[begin DATA SHOWN]
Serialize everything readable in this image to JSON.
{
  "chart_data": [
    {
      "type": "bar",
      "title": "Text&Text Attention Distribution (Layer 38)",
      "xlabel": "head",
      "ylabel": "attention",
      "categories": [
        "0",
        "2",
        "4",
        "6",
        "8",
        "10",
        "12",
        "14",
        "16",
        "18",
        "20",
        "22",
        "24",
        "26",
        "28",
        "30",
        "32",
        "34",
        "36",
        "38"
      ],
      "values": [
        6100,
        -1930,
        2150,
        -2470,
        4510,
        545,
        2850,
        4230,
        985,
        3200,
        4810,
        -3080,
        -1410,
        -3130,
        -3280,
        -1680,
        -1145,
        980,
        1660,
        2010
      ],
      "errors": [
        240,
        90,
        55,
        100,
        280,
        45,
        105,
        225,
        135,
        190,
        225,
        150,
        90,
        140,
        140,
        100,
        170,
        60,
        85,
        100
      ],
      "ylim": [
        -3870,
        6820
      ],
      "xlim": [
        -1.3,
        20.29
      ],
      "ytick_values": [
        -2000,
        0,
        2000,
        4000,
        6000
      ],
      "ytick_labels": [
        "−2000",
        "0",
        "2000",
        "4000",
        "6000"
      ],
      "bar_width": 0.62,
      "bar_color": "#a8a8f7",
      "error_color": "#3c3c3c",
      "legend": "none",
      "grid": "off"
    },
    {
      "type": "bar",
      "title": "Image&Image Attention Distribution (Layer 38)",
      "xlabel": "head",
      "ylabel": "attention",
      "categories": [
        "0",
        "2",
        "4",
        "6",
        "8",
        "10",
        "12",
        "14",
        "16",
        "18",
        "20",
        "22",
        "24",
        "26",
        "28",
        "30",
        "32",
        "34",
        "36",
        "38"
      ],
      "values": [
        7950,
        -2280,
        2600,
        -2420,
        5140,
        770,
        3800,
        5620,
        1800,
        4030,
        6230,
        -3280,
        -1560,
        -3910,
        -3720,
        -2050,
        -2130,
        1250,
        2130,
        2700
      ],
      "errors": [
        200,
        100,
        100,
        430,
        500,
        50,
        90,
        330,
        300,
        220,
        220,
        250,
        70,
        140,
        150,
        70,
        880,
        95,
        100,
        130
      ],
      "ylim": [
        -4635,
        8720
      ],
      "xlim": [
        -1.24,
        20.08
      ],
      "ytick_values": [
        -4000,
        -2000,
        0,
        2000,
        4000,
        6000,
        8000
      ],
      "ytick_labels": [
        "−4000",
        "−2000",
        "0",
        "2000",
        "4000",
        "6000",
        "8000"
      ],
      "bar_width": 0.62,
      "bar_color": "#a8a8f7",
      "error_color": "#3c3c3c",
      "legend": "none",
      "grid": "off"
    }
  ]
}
[end DATA SHOWN]
[begin DATA SHOWN]
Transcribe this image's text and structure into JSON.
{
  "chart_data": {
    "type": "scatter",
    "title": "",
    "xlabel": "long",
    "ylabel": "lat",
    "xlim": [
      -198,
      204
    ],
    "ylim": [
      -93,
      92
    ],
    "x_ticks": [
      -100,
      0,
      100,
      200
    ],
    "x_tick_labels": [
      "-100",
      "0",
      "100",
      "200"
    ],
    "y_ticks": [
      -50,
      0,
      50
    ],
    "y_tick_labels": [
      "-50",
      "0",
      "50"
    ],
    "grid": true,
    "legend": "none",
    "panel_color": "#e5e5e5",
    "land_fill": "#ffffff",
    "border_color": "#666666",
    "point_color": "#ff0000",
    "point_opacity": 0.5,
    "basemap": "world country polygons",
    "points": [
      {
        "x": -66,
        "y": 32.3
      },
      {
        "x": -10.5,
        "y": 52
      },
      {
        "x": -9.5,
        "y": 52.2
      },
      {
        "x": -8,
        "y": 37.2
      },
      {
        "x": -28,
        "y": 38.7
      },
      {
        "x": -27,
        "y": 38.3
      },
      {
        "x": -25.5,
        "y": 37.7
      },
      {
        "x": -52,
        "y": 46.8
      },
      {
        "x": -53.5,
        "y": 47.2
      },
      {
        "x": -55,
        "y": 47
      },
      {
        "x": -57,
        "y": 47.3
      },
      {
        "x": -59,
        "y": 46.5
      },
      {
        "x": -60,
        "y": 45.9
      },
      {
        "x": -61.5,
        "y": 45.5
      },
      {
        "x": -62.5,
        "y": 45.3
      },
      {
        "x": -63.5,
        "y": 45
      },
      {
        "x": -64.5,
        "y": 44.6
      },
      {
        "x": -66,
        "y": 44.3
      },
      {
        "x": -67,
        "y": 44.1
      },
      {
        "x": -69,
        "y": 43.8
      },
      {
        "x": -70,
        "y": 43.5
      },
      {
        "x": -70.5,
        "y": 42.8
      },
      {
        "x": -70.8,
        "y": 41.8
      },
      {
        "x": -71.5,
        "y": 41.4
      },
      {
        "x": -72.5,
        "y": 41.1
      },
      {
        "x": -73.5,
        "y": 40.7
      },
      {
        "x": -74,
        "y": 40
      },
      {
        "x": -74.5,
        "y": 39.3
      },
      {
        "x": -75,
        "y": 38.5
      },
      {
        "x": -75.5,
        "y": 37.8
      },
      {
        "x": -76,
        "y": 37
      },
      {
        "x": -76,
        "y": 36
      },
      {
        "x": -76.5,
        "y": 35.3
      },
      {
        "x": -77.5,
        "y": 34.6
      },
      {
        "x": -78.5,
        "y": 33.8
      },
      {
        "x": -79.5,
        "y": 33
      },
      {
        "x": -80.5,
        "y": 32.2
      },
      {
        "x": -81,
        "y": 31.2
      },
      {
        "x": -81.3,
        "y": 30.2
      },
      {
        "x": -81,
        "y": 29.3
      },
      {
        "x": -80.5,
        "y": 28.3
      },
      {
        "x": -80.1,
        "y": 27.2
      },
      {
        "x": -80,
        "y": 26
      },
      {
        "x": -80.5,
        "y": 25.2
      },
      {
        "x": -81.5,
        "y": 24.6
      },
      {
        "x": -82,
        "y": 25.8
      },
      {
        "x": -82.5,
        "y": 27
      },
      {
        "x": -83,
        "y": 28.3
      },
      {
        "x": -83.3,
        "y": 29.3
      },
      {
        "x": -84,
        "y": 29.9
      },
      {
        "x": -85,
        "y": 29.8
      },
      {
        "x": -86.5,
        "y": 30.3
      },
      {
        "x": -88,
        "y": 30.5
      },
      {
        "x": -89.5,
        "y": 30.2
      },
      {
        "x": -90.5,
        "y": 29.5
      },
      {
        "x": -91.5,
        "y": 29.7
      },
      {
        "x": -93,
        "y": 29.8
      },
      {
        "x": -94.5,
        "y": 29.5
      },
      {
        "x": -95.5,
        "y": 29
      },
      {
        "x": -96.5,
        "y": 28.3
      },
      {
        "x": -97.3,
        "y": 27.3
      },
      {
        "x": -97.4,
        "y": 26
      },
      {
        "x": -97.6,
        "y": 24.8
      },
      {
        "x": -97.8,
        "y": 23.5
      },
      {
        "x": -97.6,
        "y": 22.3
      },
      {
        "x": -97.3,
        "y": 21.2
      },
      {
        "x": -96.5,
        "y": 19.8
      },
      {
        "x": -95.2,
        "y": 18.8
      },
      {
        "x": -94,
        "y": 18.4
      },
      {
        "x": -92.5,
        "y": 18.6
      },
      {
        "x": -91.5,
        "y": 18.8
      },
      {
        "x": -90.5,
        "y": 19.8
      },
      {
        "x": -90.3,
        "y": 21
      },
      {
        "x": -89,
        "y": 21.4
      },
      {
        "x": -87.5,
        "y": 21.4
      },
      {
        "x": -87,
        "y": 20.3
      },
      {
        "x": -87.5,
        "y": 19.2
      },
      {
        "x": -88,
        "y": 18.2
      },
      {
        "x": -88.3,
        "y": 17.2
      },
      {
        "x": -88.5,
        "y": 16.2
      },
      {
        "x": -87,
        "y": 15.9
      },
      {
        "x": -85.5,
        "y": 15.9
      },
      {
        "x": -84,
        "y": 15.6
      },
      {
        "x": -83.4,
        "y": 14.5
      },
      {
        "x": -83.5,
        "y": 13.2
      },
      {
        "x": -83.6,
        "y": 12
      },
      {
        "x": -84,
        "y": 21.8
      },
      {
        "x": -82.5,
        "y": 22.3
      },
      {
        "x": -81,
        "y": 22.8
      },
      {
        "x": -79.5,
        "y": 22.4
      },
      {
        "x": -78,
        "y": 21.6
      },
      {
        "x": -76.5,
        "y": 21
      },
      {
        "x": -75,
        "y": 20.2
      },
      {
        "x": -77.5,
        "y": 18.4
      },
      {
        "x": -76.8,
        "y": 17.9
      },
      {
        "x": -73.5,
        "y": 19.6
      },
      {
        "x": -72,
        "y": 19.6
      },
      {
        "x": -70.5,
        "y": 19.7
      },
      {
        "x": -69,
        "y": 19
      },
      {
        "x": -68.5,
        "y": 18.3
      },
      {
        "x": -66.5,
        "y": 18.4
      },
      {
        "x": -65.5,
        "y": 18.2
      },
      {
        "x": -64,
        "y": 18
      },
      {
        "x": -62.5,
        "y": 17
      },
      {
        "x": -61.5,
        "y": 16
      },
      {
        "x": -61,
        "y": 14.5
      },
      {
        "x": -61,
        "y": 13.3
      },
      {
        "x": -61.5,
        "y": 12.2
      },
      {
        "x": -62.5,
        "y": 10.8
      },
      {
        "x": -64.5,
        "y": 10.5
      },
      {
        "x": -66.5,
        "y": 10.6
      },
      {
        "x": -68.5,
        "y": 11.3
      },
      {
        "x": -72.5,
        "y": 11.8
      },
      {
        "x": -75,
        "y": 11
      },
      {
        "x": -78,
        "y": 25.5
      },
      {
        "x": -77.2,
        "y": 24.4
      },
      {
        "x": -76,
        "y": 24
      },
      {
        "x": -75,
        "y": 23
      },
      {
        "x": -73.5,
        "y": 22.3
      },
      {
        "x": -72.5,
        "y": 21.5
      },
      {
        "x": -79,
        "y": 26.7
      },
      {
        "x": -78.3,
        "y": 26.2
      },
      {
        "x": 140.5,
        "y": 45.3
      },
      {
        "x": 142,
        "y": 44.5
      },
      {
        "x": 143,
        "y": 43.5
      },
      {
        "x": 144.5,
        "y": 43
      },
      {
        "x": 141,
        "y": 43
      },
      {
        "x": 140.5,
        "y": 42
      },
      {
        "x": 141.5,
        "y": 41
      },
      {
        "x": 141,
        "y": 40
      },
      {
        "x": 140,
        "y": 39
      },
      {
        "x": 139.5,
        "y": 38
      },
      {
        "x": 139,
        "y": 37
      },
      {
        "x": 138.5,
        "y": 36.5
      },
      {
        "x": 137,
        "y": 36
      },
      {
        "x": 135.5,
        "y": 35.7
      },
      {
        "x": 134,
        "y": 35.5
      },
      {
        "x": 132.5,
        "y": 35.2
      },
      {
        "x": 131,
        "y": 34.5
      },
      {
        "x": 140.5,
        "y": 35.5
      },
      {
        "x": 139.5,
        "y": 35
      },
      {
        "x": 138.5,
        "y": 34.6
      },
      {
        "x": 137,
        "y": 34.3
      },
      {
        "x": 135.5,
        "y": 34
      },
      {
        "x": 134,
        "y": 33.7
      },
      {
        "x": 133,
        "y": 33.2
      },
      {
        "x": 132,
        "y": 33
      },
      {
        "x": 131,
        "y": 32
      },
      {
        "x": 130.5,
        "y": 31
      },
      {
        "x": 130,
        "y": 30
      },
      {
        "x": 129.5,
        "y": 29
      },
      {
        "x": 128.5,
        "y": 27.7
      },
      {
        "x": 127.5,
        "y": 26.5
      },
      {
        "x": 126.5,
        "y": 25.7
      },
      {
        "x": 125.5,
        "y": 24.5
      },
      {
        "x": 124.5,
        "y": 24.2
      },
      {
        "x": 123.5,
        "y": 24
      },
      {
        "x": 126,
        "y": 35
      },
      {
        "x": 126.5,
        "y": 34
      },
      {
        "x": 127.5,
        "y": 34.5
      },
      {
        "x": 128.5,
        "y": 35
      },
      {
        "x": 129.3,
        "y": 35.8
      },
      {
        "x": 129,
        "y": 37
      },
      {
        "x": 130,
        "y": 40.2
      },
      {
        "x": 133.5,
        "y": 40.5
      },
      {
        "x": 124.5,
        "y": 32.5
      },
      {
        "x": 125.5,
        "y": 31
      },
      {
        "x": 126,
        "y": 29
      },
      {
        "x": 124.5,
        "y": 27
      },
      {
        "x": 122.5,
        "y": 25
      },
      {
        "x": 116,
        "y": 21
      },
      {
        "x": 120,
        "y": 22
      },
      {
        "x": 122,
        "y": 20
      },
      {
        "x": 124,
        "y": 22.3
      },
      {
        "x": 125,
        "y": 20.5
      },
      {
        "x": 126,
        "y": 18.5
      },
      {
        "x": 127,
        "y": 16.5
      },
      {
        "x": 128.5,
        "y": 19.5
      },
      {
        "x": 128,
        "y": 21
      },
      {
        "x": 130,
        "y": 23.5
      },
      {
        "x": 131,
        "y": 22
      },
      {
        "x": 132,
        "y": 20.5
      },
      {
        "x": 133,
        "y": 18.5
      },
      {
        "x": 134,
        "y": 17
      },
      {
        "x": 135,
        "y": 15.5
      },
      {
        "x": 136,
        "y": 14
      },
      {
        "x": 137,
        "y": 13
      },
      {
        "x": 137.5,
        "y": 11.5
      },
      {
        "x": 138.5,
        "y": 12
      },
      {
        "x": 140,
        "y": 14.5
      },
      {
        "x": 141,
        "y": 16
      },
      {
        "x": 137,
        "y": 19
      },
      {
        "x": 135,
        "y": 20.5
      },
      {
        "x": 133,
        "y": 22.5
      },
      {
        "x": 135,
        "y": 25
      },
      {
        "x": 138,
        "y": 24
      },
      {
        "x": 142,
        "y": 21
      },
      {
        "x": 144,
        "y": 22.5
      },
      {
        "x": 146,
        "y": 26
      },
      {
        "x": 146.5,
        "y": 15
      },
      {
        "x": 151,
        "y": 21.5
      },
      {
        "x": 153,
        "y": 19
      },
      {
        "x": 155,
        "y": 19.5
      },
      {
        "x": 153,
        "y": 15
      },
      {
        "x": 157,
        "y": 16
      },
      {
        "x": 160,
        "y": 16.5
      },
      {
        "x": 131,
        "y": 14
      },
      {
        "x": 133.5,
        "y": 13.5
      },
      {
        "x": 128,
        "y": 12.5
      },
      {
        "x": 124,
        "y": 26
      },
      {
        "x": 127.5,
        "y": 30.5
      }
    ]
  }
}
[end DATA SHOWN]
◆ PROBLEM DETAILS
Filter the data, keeping only the lines that contain "Layer".

◆ FULL RESPONSE
      "title": "Text&Text Attention Distribution (Layer 38)",
      "title": "Image&Image Attention Distribution (Layer 38)",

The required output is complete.